Can you print the data exactly and leave out each image?

*****

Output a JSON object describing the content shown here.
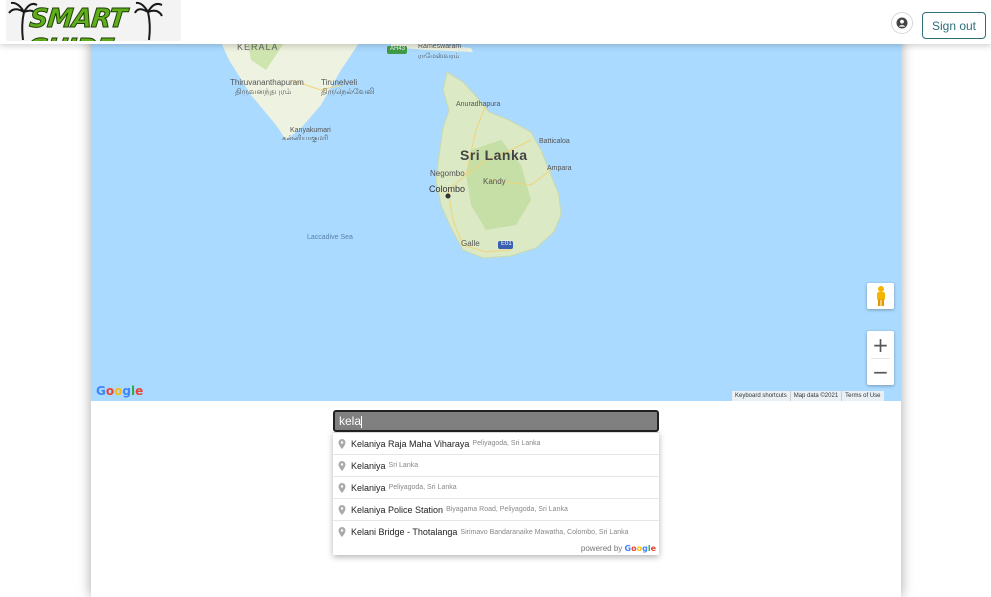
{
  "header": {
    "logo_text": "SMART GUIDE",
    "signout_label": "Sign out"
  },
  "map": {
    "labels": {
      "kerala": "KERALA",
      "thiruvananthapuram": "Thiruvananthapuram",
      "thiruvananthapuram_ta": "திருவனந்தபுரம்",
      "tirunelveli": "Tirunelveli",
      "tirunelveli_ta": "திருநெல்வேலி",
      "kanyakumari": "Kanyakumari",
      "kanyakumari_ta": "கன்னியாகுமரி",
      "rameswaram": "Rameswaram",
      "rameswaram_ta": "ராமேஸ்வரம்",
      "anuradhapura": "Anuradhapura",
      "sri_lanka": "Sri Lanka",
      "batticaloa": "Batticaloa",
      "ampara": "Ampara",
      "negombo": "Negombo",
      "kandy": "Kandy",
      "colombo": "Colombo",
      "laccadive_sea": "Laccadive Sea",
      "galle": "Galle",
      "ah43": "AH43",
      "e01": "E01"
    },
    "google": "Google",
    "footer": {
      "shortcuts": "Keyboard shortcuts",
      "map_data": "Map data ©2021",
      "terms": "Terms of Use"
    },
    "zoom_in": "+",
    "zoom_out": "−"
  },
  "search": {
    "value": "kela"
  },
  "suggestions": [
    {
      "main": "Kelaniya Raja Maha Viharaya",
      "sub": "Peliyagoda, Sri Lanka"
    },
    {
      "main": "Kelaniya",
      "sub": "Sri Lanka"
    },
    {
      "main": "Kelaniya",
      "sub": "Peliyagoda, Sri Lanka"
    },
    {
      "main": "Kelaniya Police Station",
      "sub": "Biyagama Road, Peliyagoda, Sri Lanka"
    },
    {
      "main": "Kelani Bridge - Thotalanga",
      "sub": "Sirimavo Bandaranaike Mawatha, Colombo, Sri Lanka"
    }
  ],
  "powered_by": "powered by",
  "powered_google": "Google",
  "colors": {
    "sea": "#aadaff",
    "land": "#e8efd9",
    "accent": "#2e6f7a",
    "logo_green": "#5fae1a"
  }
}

*****

* [Correct output]
Output a JSON object describing the content shown here.
{
  "header": {
    "logo_text": "SMART GUIDE",
    "signout_label": "Sign out"
  },
  "map": {
    "labels": {
      "kerala": "KERALA",
      "thiruvananthapuram": "Thiruvananthapuram",
      "thiruvananthapuram_ta": "திருவனந்தபுரம்",
      "tirunelveli": "Tirunelveli",
      "tirunelveli_ta": "திருநெல்வேலி",
      "kanyakumari": "Kanyakumari",
      "kanyakumari_ta": "கன்னியாகுமரி",
      "rameswaram": "Rameswaram",
      "rameswaram_ta": "ராமேஸ்வரம்",
      "anuradhapura": "Anuradhapura",
      "sri_lanka": "Sri Lanka",
      "batticaloa": "Batticaloa",
      "ampara": "Ampara",
      "negombo": "Negombo",
      "kandy": "Kandy",
      "colombo": "Colombo",
      "laccadive_sea": "Laccadive Sea",
      "galle": "Galle",
      "ah43": "AH43",
      "e01": "E01"
    },
    "google": "Google",
    "footer": {
      "shortcuts": "Keyboard shortcuts",
      "map_data": "Map data ©2021",
      "terms": "Terms of Use"
    },
    "zoom_in": "+",
    "zoom_out": "−"
  },
  "search": {
    "value": "kela"
  },
  "suggestions": [
    {
      "main": "Kelaniya Raja Maha Viharaya",
      "sub": "Peliyagoda, Sri Lanka"
    },
    {
      "main": "Kelaniya",
      "sub": "Sri Lanka"
    },
    {
      "main": "Kelaniya",
      "sub": "Peliyagoda, Sri Lanka"
    },
    {
      "main": "Kelaniya Police Station",
      "sub": "Biyagama Road, Peliyagoda, Sri Lanka"
    },
    {
      "main": "Kelani Bridge - Thotalanga",
      "sub": "Sirimavo Bandaranaike Mawatha, Colombo, Sri Lanka"
    }
  ],
  "powered_by": "powered by",
  "powered_google": "Google",
  "colors": {
    "sea": "#aadaff",
    "land": "#e8efd9",
    "accent": "#2e6f7a",
    "logo_green": "#5fae1a"
  }
}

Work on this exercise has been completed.